── Given information ──

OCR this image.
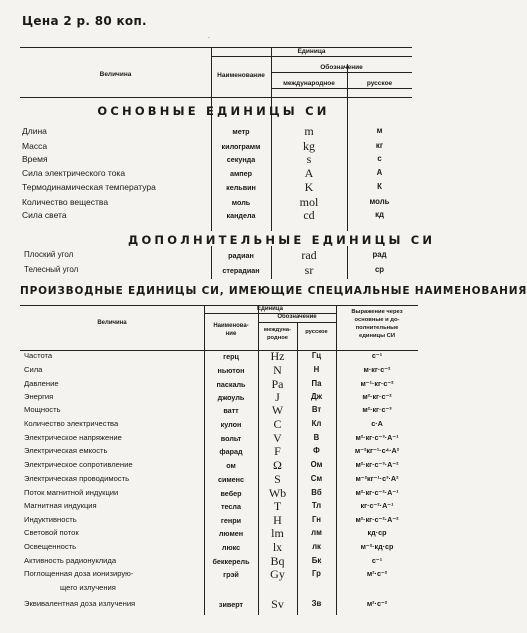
Цена 2 р. 80 коп.
´
Величина
Единица
Наименование
Обозначение
международное	русское
ОСНОВНЫЕ ЕДИНИЦЫ СИ
Длина	метр	m	м
Масса	килограмм	kg	кг
Время	секунда	s	с
Сила электрического тока	ампер	A	А
Термодинамическая температура	кельвин	K	К
Количество вещества	моль	mol	моль
Сила света	кандела	cd	кд
ДОПОЛНИТЕЛЬНЫЕ ЕДИНИЦЫ СИ
Плоский угол	радиан	rad	рад
Телесный угол	стерадиан	sr	ср
ПРОИЗВОДНЫЕ ЕДИНИЦЫ СИ, ИМЕЮЩИЕ СПЕЦИАЛЬНЫЕ НАИМЕНОВАНИЯ
Величина
Единица
Наименова-
ние
Обозначение
междуна-
родное
русское
Выражение через
основные и до-
полнительные
единицы СИ
Частота	герц	Hz	Гц	с⁻¹
Сила	ньютон	N	Н	м·кг·с⁻²
Давление	паскаль	Pa	Па	м⁻¹·кг·с⁻²
Энергия	джоуль	J	Дж	м²·кг·с⁻²
Мощность	ватт	W	Вт	м²·кг·с⁻³
Количество электричества	кулон	C	Кл	с·А
Электрическое напряжение	вольт	V	В	м²·кг·с⁻³·А⁻¹
Электрическая емкость	фарад	F	Ф	м⁻²кг⁻¹·с⁴·А²
Электрическое сопротивление	ом	Ω	Ом	м²·кг·с⁻³·А⁻²
Электрическая проводимость	сименс	S	См	м⁻²кг⁻¹·с³·А²
Поток магнитной индукции	вебер	Wb	Вб	м²·кг·с⁻²·А⁻¹
Магнитная индукция	тесла	T	Тл	кг·с⁻²·А⁻¹
Индуктивность	генри	H	Гн	м²·кг·с⁻²·А⁻²
Световой поток	люмен	lm	лм	кд·ср
Освещенность	люкс	lx	лк	м⁻²·кд·ср
Активность радионуклида	беккерель	Bq	Бк	с⁻¹
Поглощенная доза ионизирую-
щего излучения
грэй	Gy	Гр	м²·с⁻²
Эквивалентная доза излучения	зиверт	Sv	Зв	м²·с⁻²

───

#### Set task:
Your copy should match the records word for word, with the pictures removed.

#### Correct result:
OCR this image.
Цена 2 р. 80 коп.
´
Величина
Единица
Наименование
Обозначение
международное	русское
ОСНОВНЫЕ ЕДИНИЦЫ СИ
Длина	метр	m	м
Масса	килограмм	kg	кг
Время	секунда	s	с
Сила электрического тока	ампер	A	А
Термодинамическая температура	кельвин	K	К
Количество вещества	моль	mol	моль
Сила света	кандела	cd	кд
ДОПОЛНИТЕЛЬНЫЕ ЕДИНИЦЫ СИ
Плоский угол	радиан	rad	рад
Телесный угол	стерадиан	sr	ср
ПРОИЗВОДНЫЕ ЕДИНИЦЫ СИ, ИМЕЮЩИЕ СПЕЦИАЛЬНЫЕ НАИМЕНОВАНИЯ
Величина
Единица
Наименова-
ние
Обозначение
междуна-
родное
русское
Выражение через
основные и до-
полнительные
единицы СИ
Частота	герц	Hz	Гц	с⁻¹
Сила	ньютон	N	Н	м·кг·с⁻²
Давление	паскаль	Pa	Па	м⁻¹·кг·с⁻²
Энергия	джоуль	J	Дж	м²·кг·с⁻²
Мощность	ватт	W	Вт	м²·кг·с⁻³
Количество электричества	кулон	C	Кл	с·А
Электрическое напряжение	вольт	V	В	м²·кг·с⁻³·А⁻¹
Электрическая емкость	фарад	F	Ф	м⁻²кг⁻¹·с⁴·А²
Электрическое сопротивление	ом	Ω	Ом	м²·кг·с⁻³·А⁻²
Электрическая проводимость	сименс	S	См	м⁻²кг⁻¹·с³·А²
Поток магнитной индукции	вебер	Wb	Вб	м²·кг·с⁻²·А⁻¹
Магнитная индукция	тесла	T	Тл	кг·с⁻²·А⁻¹
Индуктивность	генри	H	Гн	м²·кг·с⁻²·А⁻²
Световой поток	люмен	lm	лм	кд·ср
Освещенность	люкс	lx	лк	м⁻²·кд·ср
Активность радионуклида	беккерель	Bq	Бк	с⁻¹
Поглощенная доза ионизирую-
щего излучения
грэй	Gy	Гр	м²·с⁻²
Эквивалентная доза излучения	зиверт	Sv	Зв	м²·с⁻²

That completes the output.